The problem
Using the listing below, copy every line that mentions "code".

Material
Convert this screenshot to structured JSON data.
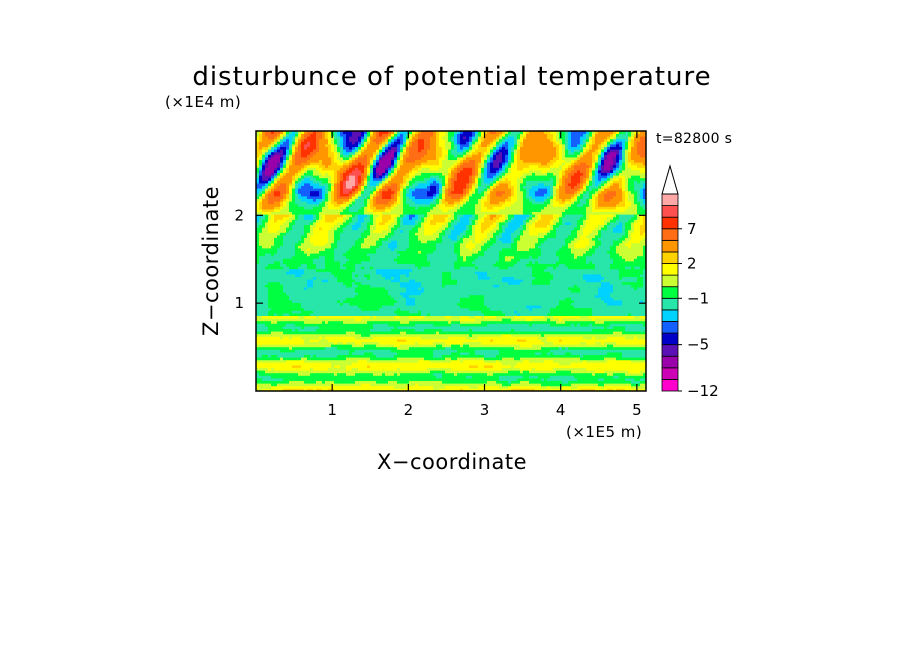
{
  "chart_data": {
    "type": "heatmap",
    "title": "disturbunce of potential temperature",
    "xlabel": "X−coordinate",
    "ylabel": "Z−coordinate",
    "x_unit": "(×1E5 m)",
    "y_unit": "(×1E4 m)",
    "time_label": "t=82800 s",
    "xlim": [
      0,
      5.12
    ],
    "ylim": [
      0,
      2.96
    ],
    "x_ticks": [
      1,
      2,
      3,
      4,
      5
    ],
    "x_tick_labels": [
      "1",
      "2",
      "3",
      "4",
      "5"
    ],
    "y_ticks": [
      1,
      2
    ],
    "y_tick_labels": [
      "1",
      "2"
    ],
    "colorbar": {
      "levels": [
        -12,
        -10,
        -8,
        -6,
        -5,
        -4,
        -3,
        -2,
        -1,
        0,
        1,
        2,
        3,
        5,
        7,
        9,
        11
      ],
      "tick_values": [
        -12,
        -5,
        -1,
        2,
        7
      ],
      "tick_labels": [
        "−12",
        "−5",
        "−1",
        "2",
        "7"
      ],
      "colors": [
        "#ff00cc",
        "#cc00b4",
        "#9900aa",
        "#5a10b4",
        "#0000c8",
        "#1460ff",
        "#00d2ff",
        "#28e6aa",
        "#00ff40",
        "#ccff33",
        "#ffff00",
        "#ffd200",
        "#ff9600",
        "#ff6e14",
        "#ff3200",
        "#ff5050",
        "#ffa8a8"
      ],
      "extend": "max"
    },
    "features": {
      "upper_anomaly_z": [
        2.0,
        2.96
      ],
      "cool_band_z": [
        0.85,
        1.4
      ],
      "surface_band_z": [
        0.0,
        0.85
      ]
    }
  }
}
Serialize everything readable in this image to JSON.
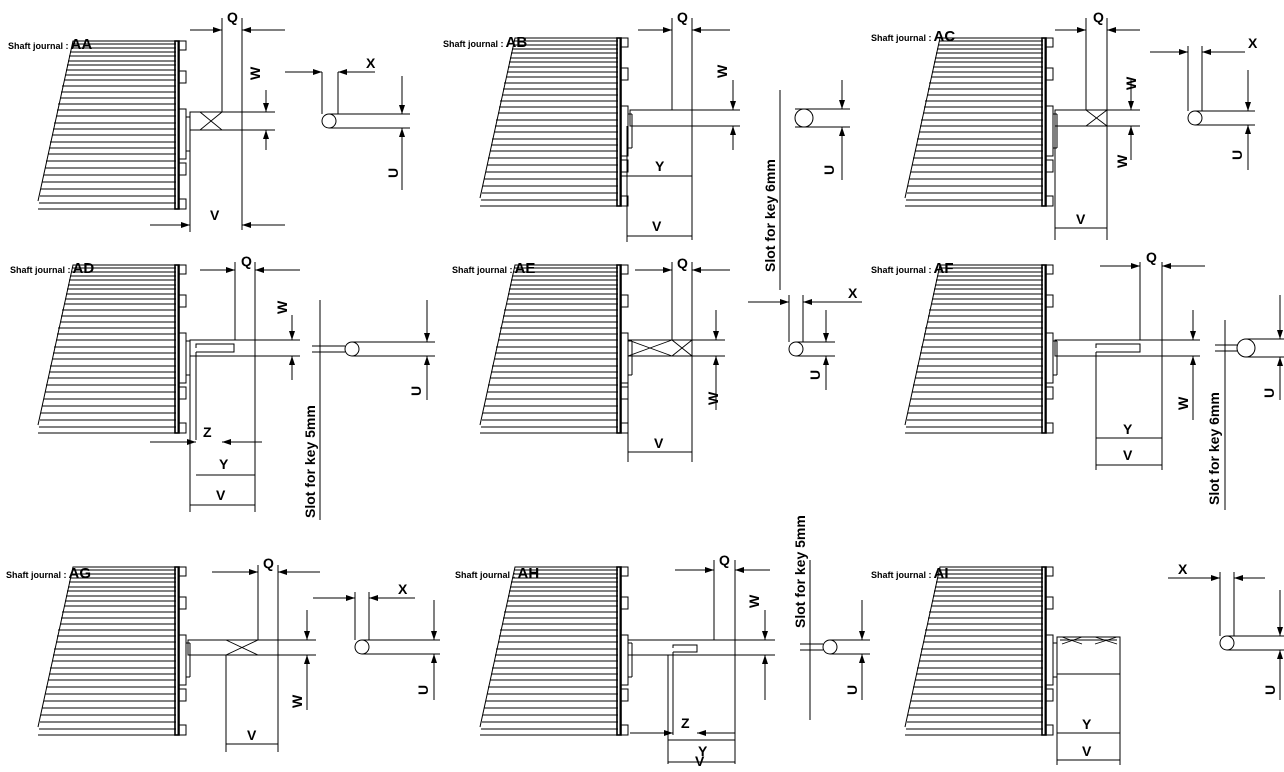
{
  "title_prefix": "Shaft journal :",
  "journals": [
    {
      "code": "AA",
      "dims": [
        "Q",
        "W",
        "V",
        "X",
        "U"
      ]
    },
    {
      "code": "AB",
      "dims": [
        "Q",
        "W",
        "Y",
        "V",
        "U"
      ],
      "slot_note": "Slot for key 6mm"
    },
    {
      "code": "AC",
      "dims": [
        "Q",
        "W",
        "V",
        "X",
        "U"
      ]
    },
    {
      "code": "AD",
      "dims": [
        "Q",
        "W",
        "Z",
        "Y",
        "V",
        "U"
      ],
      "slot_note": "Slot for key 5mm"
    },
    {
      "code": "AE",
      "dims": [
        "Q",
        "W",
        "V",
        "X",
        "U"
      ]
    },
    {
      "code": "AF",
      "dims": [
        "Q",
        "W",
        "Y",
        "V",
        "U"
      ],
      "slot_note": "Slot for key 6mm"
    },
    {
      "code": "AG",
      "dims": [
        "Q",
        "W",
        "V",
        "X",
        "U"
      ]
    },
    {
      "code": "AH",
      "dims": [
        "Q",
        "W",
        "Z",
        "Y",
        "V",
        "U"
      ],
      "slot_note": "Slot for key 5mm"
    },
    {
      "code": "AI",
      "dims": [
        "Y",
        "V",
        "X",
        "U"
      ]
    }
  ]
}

Response
      "code": "AA",
      "code": "AB",
      "code": "AC",
      "code": "AD",
      "code": "AE",
      "code": "AF",
      "code": "AG",
      "code": "AH",
      "code": "AI",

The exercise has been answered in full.